▶ **Task objective**: Report back each line of the records that contains the string "this".

▶ **Recorded data**:

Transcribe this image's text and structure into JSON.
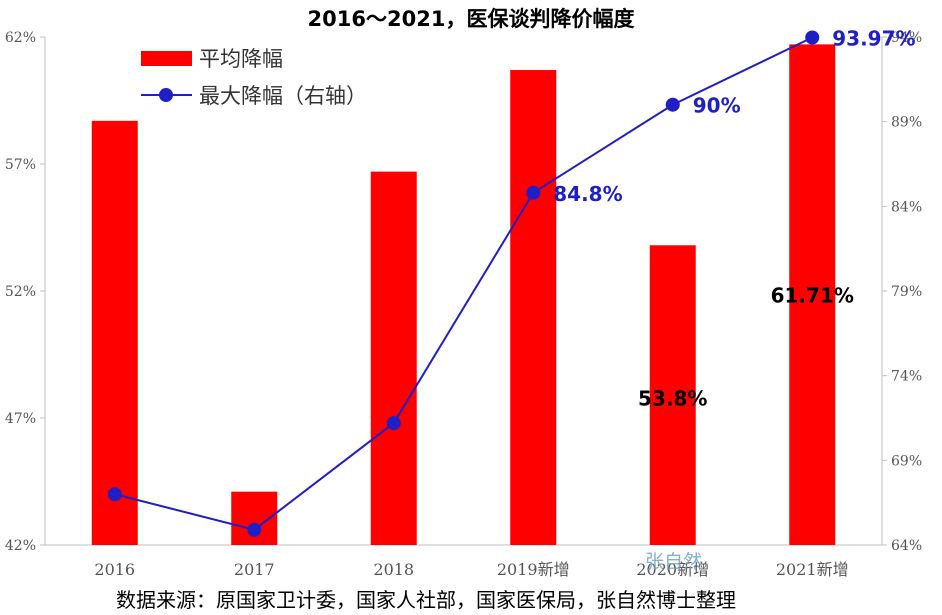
{
  "chart_data": {
    "type": "bar",
    "title": "2016～2021，医保谈判降价幅度",
    "categories": [
      "2016",
      "2017",
      "2018",
      "2019新增",
      "2020新增",
      "2021新增"
    ],
    "y_left": {
      "min": 42,
      "max": 62,
      "ticks": [
        "42%",
        "47%",
        "52%",
        "57%",
        "62%"
      ],
      "tick_values": [
        42,
        47,
        52,
        57,
        62
      ]
    },
    "y_right": {
      "min": 64,
      "max": 94,
      "ticks": [
        "64%",
        "69%",
        "74%",
        "79%",
        "84%",
        "89%",
        "94%"
      ],
      "tick_values": [
        64,
        69,
        74,
        79,
        84,
        89,
        94
      ]
    },
    "series": [
      {
        "name": "平均降幅",
        "kind": "bar",
        "axis": "left",
        "color": "#ff0000",
        "values": [
          58.7,
          44.1,
          56.7,
          60.7,
          53.8,
          61.71
        ],
        "labels": [
          "",
          "",
          "",
          "",
          "53.8%",
          "61.71%"
        ]
      },
      {
        "name": "最大降幅（右轴）",
        "kind": "line",
        "axis": "right",
        "color": "#1f1fc4",
        "values": [
          67.0,
          64.9,
          71.2,
          84.8,
          90.0,
          93.97
        ],
        "labels": [
          "",
          "",
          "",
          "84.8%",
          "90%",
          "93.97%"
        ]
      }
    ],
    "legend_position": "top-left",
    "grid": false
  },
  "watermark": "张自然",
  "source_note": "数据来源：原国家卫计委，国家人社部，国家医保局，张自然博士整理"
}
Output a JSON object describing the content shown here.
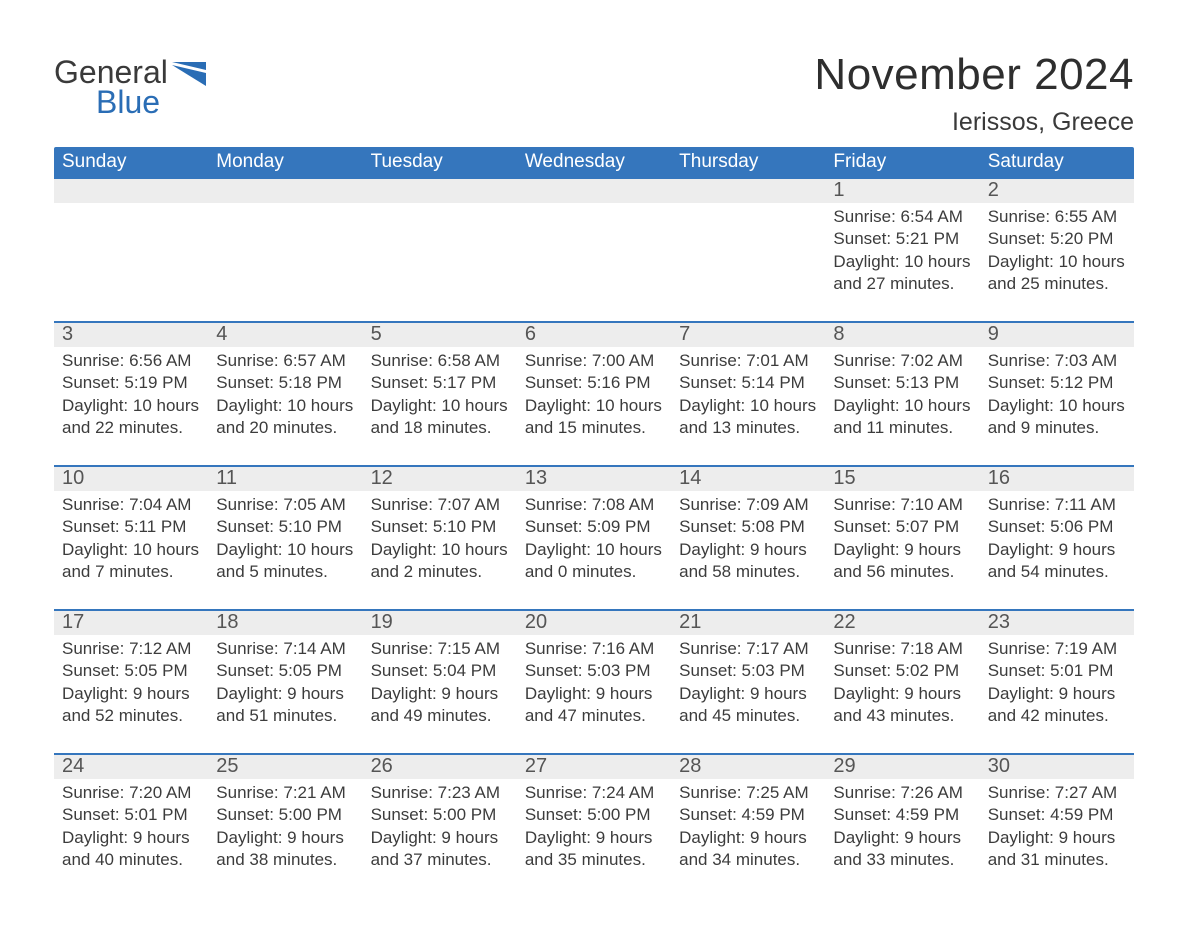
{
  "logo": {
    "general": "General",
    "blue": "Blue"
  },
  "title": "November 2024",
  "location": "Ierissos, Greece",
  "colors": {
    "header_bg": "#3576bd",
    "header_text": "#ffffff",
    "daynum_bg": "#ededed",
    "body_text": "#3c3c3c",
    "logo_dark": "#3a3a3a",
    "logo_blue": "#2a6db5",
    "page_bg": "#ffffff"
  },
  "weekdays": [
    "Sunday",
    "Monday",
    "Tuesday",
    "Wednesday",
    "Thursday",
    "Friday",
    "Saturday"
  ],
  "weeks": [
    {
      "days": [
        {
          "n": "",
          "lines": []
        },
        {
          "n": "",
          "lines": []
        },
        {
          "n": "",
          "lines": []
        },
        {
          "n": "",
          "lines": []
        },
        {
          "n": "",
          "lines": []
        },
        {
          "n": "1",
          "lines": [
            "Sunrise: 6:54 AM",
            "Sunset: 5:21 PM",
            "Daylight: 10 hours",
            "and 27 minutes."
          ]
        },
        {
          "n": "2",
          "lines": [
            "Sunrise: 6:55 AM",
            "Sunset: 5:20 PM",
            "Daylight: 10 hours",
            "and 25 minutes."
          ]
        }
      ]
    },
    {
      "days": [
        {
          "n": "3",
          "lines": [
            "Sunrise: 6:56 AM",
            "Sunset: 5:19 PM",
            "Daylight: 10 hours",
            "and 22 minutes."
          ]
        },
        {
          "n": "4",
          "lines": [
            "Sunrise: 6:57 AM",
            "Sunset: 5:18 PM",
            "Daylight: 10 hours",
            "and 20 minutes."
          ]
        },
        {
          "n": "5",
          "lines": [
            "Sunrise: 6:58 AM",
            "Sunset: 5:17 PM",
            "Daylight: 10 hours",
            "and 18 minutes."
          ]
        },
        {
          "n": "6",
          "lines": [
            "Sunrise: 7:00 AM",
            "Sunset: 5:16 PM",
            "Daylight: 10 hours",
            "and 15 minutes."
          ]
        },
        {
          "n": "7",
          "lines": [
            "Sunrise: 7:01 AM",
            "Sunset: 5:14 PM",
            "Daylight: 10 hours",
            "and 13 minutes."
          ]
        },
        {
          "n": "8",
          "lines": [
            "Sunrise: 7:02 AM",
            "Sunset: 5:13 PM",
            "Daylight: 10 hours",
            "and 11 minutes."
          ]
        },
        {
          "n": "9",
          "lines": [
            "Sunrise: 7:03 AM",
            "Sunset: 5:12 PM",
            "Daylight: 10 hours",
            "and 9 minutes."
          ]
        }
      ]
    },
    {
      "days": [
        {
          "n": "10",
          "lines": [
            "Sunrise: 7:04 AM",
            "Sunset: 5:11 PM",
            "Daylight: 10 hours",
            "and 7 minutes."
          ]
        },
        {
          "n": "11",
          "lines": [
            "Sunrise: 7:05 AM",
            "Sunset: 5:10 PM",
            "Daylight: 10 hours",
            "and 5 minutes."
          ]
        },
        {
          "n": "12",
          "lines": [
            "Sunrise: 7:07 AM",
            "Sunset: 5:10 PM",
            "Daylight: 10 hours",
            "and 2 minutes."
          ]
        },
        {
          "n": "13",
          "lines": [
            "Sunrise: 7:08 AM",
            "Sunset: 5:09 PM",
            "Daylight: 10 hours",
            "and 0 minutes."
          ]
        },
        {
          "n": "14",
          "lines": [
            "Sunrise: 7:09 AM",
            "Sunset: 5:08 PM",
            "Daylight: 9 hours",
            "and 58 minutes."
          ]
        },
        {
          "n": "15",
          "lines": [
            "Sunrise: 7:10 AM",
            "Sunset: 5:07 PM",
            "Daylight: 9 hours",
            "and 56 minutes."
          ]
        },
        {
          "n": "16",
          "lines": [
            "Sunrise: 7:11 AM",
            "Sunset: 5:06 PM",
            "Daylight: 9 hours",
            "and 54 minutes."
          ]
        }
      ]
    },
    {
      "days": [
        {
          "n": "17",
          "lines": [
            "Sunrise: 7:12 AM",
            "Sunset: 5:05 PM",
            "Daylight: 9 hours",
            "and 52 minutes."
          ]
        },
        {
          "n": "18",
          "lines": [
            "Sunrise: 7:14 AM",
            "Sunset: 5:05 PM",
            "Daylight: 9 hours",
            "and 51 minutes."
          ]
        },
        {
          "n": "19",
          "lines": [
            "Sunrise: 7:15 AM",
            "Sunset: 5:04 PM",
            "Daylight: 9 hours",
            "and 49 minutes."
          ]
        },
        {
          "n": "20",
          "lines": [
            "Sunrise: 7:16 AM",
            "Sunset: 5:03 PM",
            "Daylight: 9 hours",
            "and 47 minutes."
          ]
        },
        {
          "n": "21",
          "lines": [
            "Sunrise: 7:17 AM",
            "Sunset: 5:03 PM",
            "Daylight: 9 hours",
            "and 45 minutes."
          ]
        },
        {
          "n": "22",
          "lines": [
            "Sunrise: 7:18 AM",
            "Sunset: 5:02 PM",
            "Daylight: 9 hours",
            "and 43 minutes."
          ]
        },
        {
          "n": "23",
          "lines": [
            "Sunrise: 7:19 AM",
            "Sunset: 5:01 PM",
            "Daylight: 9 hours",
            "and 42 minutes."
          ]
        }
      ]
    },
    {
      "days": [
        {
          "n": "24",
          "lines": [
            "Sunrise: 7:20 AM",
            "Sunset: 5:01 PM",
            "Daylight: 9 hours",
            "and 40 minutes."
          ]
        },
        {
          "n": "25",
          "lines": [
            "Sunrise: 7:21 AM",
            "Sunset: 5:00 PM",
            "Daylight: 9 hours",
            "and 38 minutes."
          ]
        },
        {
          "n": "26",
          "lines": [
            "Sunrise: 7:23 AM",
            "Sunset: 5:00 PM",
            "Daylight: 9 hours",
            "and 37 minutes."
          ]
        },
        {
          "n": "27",
          "lines": [
            "Sunrise: 7:24 AM",
            "Sunset: 5:00 PM",
            "Daylight: 9 hours",
            "and 35 minutes."
          ]
        },
        {
          "n": "28",
          "lines": [
            "Sunrise: 7:25 AM",
            "Sunset: 4:59 PM",
            "Daylight: 9 hours",
            "and 34 minutes."
          ]
        },
        {
          "n": "29",
          "lines": [
            "Sunrise: 7:26 AM",
            "Sunset: 4:59 PM",
            "Daylight: 9 hours",
            "and 33 minutes."
          ]
        },
        {
          "n": "30",
          "lines": [
            "Sunrise: 7:27 AM",
            "Sunset: 4:59 PM",
            "Daylight: 9 hours",
            "and 31 minutes."
          ]
        }
      ]
    }
  ]
}
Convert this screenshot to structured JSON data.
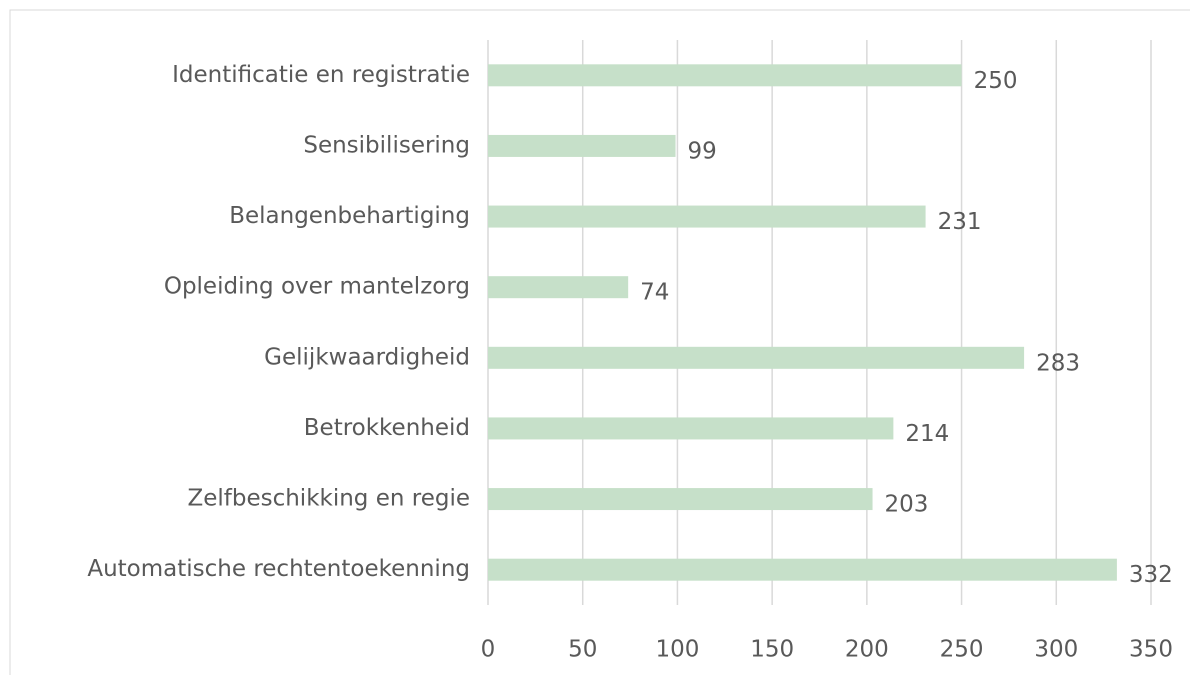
{
  "chart_data": {
    "type": "barh",
    "categories": [
      "Identificatie en registratie",
      "Sensibilisering",
      "Belangenbehartiging",
      "Opleiding over mantelzorg",
      "Gelijkwaardigheid",
      "Betrokkenheid",
      "Zelfbeschikking en regie",
      "Automatische rechtentoekenning"
    ],
    "values": [
      250,
      99,
      231,
      74,
      283,
      214,
      203,
      332
    ],
    "color": "#c6e0c9",
    "xlim": [
      0,
      350
    ],
    "xticks": [
      0,
      50,
      100,
      150,
      200,
      250,
      300,
      350
    ],
    "grid": true
  }
}
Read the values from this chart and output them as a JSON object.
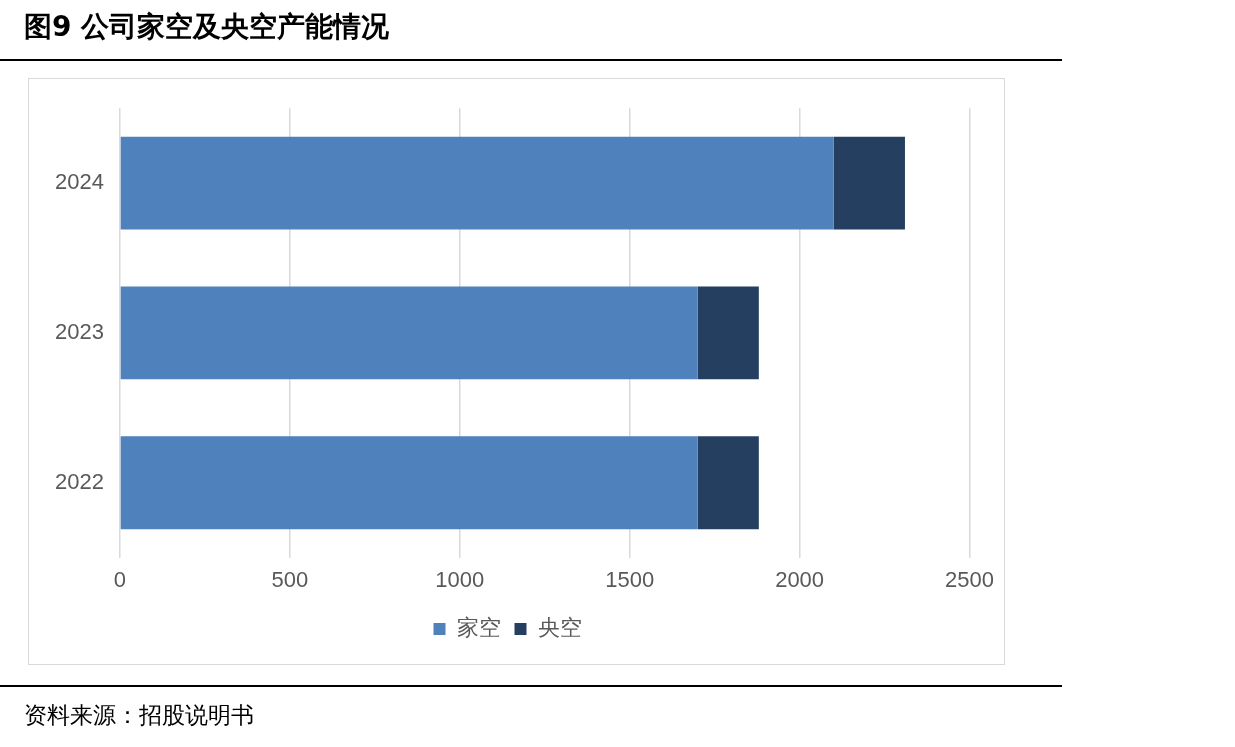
{
  "chart_data": {
    "type": "bar",
    "title": "图9  公司家空及央空产能情况",
    "orientation": "horizontal",
    "stacked": true,
    "categories": [
      "2024",
      "2023",
      "2022"
    ],
    "series": [
      {
        "name": "家空",
        "color": "#4f81bd",
        "values": [
          2100,
          1700,
          1700
        ]
      },
      {
        "name": "央空",
        "color": "#243f60",
        "values": [
          210,
          180,
          180
        ]
      }
    ],
    "xlim": [
      0,
      2500
    ],
    "xticks": [
      0,
      500,
      1000,
      1500,
      2000,
      2500
    ],
    "grid": "x",
    "legend": "bottom",
    "annotations": [
      "资料来源：招股说明书"
    ]
  }
}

▶ **Task solution**:
Transcribe this image's text and structure into JSON.
Convert this screenshot to structured JSON data.
Read the values from this chart and output them as a JSON object.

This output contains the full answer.